Given problem
Transcribe the listing exactly, leaving out every picture.

Data records:

• • •

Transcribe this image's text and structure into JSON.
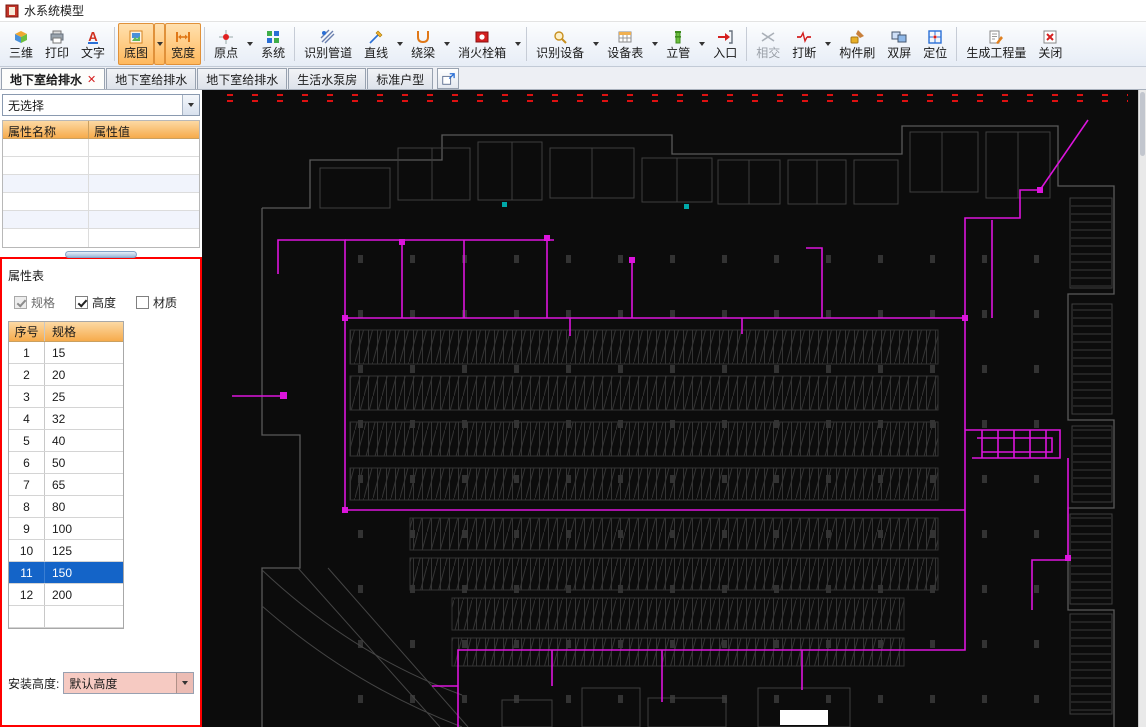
{
  "window": {
    "title": "水系统模型"
  },
  "toolbar": {
    "buttons": [
      {
        "id": "3d",
        "label": "三维"
      },
      {
        "id": "print",
        "label": "打印"
      },
      {
        "id": "text",
        "label": "文字"
      },
      {
        "id": "basemap",
        "label": "底图",
        "active": true,
        "dropdown": true
      },
      {
        "id": "width",
        "label": "宽度",
        "active": true
      },
      {
        "id": "origin",
        "label": "原点",
        "dropdown": true
      },
      {
        "id": "system",
        "label": "系统"
      },
      {
        "id": "identify-pipes",
        "label": "识别管道"
      },
      {
        "id": "line",
        "label": "直线",
        "dropdown": true
      },
      {
        "id": "around-beam",
        "label": "绕梁",
        "dropdown": true
      },
      {
        "id": "hydrant-box",
        "label": "消火栓箱",
        "dropdown": true
      },
      {
        "id": "identify-device",
        "label": "识别设备",
        "dropdown": true
      },
      {
        "id": "device-table",
        "label": "设备表",
        "dropdown": true
      },
      {
        "id": "riser",
        "label": "立管",
        "dropdown": true
      },
      {
        "id": "entrance",
        "label": "入口"
      },
      {
        "id": "intersect",
        "label": "相交",
        "disabled": true
      },
      {
        "id": "break",
        "label": "打断",
        "dropdown": true
      },
      {
        "id": "component-brush",
        "label": "构件刷"
      },
      {
        "id": "dual-screen",
        "label": "双屏"
      },
      {
        "id": "locate",
        "label": "定位"
      },
      {
        "id": "generate-quantity",
        "label": "生成工程量"
      },
      {
        "id": "close",
        "label": "关闭"
      }
    ]
  },
  "tabs": {
    "close_glyph": "✕",
    "items": [
      {
        "label": "地下室给排水",
        "active": true,
        "closable": true
      },
      {
        "label": "地下室给排水"
      },
      {
        "label": "地下室给排水"
      },
      {
        "label": "生活水泵房"
      },
      {
        "label": "标准户型"
      }
    ]
  },
  "left_panel": {
    "selection_dropdown": "无选择",
    "property_grid": {
      "col1": "属性名称",
      "col2": "属性值",
      "empty_rows": 6
    },
    "attr_panel": {
      "title": "属性表",
      "checkboxes": {
        "spec": {
          "label": "规格",
          "checked": true,
          "disabled": true
        },
        "height": {
          "label": "高度",
          "checked": true,
          "disabled": false
        },
        "material": {
          "label": "材质",
          "checked": false,
          "disabled": false
        }
      },
      "table": {
        "col_no": "序号",
        "col_spec": "规格",
        "selected_index": 10,
        "rows": [
          {
            "no": "1",
            "spec": "15"
          },
          {
            "no": "2",
            "spec": "20"
          },
          {
            "no": "3",
            "spec": "25"
          },
          {
            "no": "4",
            "spec": "32"
          },
          {
            "no": "5",
            "spec": "40"
          },
          {
            "no": "6",
            "spec": "50"
          },
          {
            "no": "7",
            "spec": "65"
          },
          {
            "no": "8",
            "spec": "80"
          },
          {
            "no": "9",
            "spec": "100"
          },
          {
            "no": "10",
            "spec": "125"
          },
          {
            "no": "11",
            "spec": "150",
            "selected": true
          },
          {
            "no": "12",
            "spec": "200"
          }
        ]
      },
      "install_height_label": "安装高度:",
      "install_height_value": "默认高度"
    }
  },
  "colors": {
    "accent_orange": "#f6ab4c",
    "selection_blue": "#1464c8",
    "panel_highlight_red": "#ff0000",
    "pipe_magenta": "#dc14dc",
    "cad_background": "#0c0c0c",
    "cad_marker_red": "#dd1111"
  }
}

• • •

Exercise solution
Transcribe this image's text and structure into JSON.
{
  "window": {
    "title": "水系统模型"
  },
  "toolbar": {
    "buttons": [
      {
        "id": "3d",
        "label": "三维"
      },
      {
        "id": "print",
        "label": "打印"
      },
      {
        "id": "text",
        "label": "文字"
      },
      {
        "id": "basemap",
        "label": "底图",
        "active": true,
        "dropdown": true
      },
      {
        "id": "width",
        "label": "宽度",
        "active": true
      },
      {
        "id": "origin",
        "label": "原点",
        "dropdown": true
      },
      {
        "id": "system",
        "label": "系统"
      },
      {
        "id": "identify-pipes",
        "label": "识别管道"
      },
      {
        "id": "line",
        "label": "直线",
        "dropdown": true
      },
      {
        "id": "around-beam",
        "label": "绕梁",
        "dropdown": true
      },
      {
        "id": "hydrant-box",
        "label": "消火栓箱",
        "dropdown": true
      },
      {
        "id": "identify-device",
        "label": "识别设备",
        "dropdown": true
      },
      {
        "id": "device-table",
        "label": "设备表",
        "dropdown": true
      },
      {
        "id": "riser",
        "label": "立管",
        "dropdown": true
      },
      {
        "id": "entrance",
        "label": "入口"
      },
      {
        "id": "intersect",
        "label": "相交",
        "disabled": true
      },
      {
        "id": "break",
        "label": "打断",
        "dropdown": true
      },
      {
        "id": "component-brush",
        "label": "构件刷"
      },
      {
        "id": "dual-screen",
        "label": "双屏"
      },
      {
        "id": "locate",
        "label": "定位"
      },
      {
        "id": "generate-quantity",
        "label": "生成工程量"
      },
      {
        "id": "close",
        "label": "关闭"
      }
    ]
  },
  "tabs": {
    "close_glyph": "✕",
    "items": [
      {
        "label": "地下室给排水",
        "active": true,
        "closable": true
      },
      {
        "label": "地下室给排水"
      },
      {
        "label": "地下室给排水"
      },
      {
        "label": "生活水泵房"
      },
      {
        "label": "标准户型"
      }
    ]
  },
  "left_panel": {
    "selection_dropdown": "无选择",
    "property_grid": {
      "col1": "属性名称",
      "col2": "属性值",
      "empty_rows": 6
    },
    "attr_panel": {
      "title": "属性表",
      "checkboxes": {
        "spec": {
          "label": "规格",
          "checked": true,
          "disabled": true
        },
        "height": {
          "label": "高度",
          "checked": true,
          "disabled": false
        },
        "material": {
          "label": "材质",
          "checked": false,
          "disabled": false
        }
      },
      "table": {
        "col_no": "序号",
        "col_spec": "规格",
        "selected_index": 10,
        "rows": [
          {
            "no": "1",
            "spec": "15"
          },
          {
            "no": "2",
            "spec": "20"
          },
          {
            "no": "3",
            "spec": "25"
          },
          {
            "no": "4",
            "spec": "32"
          },
          {
            "no": "5",
            "spec": "40"
          },
          {
            "no": "6",
            "spec": "50"
          },
          {
            "no": "7",
            "spec": "65"
          },
          {
            "no": "8",
            "spec": "80"
          },
          {
            "no": "9",
            "spec": "100"
          },
          {
            "no": "10",
            "spec": "125"
          },
          {
            "no": "11",
            "spec": "150",
            "selected": true
          },
          {
            "no": "12",
            "spec": "200"
          }
        ]
      },
      "install_height_label": "安装高度:",
      "install_height_value": "默认高度"
    }
  },
  "colors": {
    "accent_orange": "#f6ab4c",
    "selection_blue": "#1464c8",
    "panel_highlight_red": "#ff0000",
    "pipe_magenta": "#dc14dc",
    "cad_background": "#0c0c0c",
    "cad_marker_red": "#dd1111"
  }
}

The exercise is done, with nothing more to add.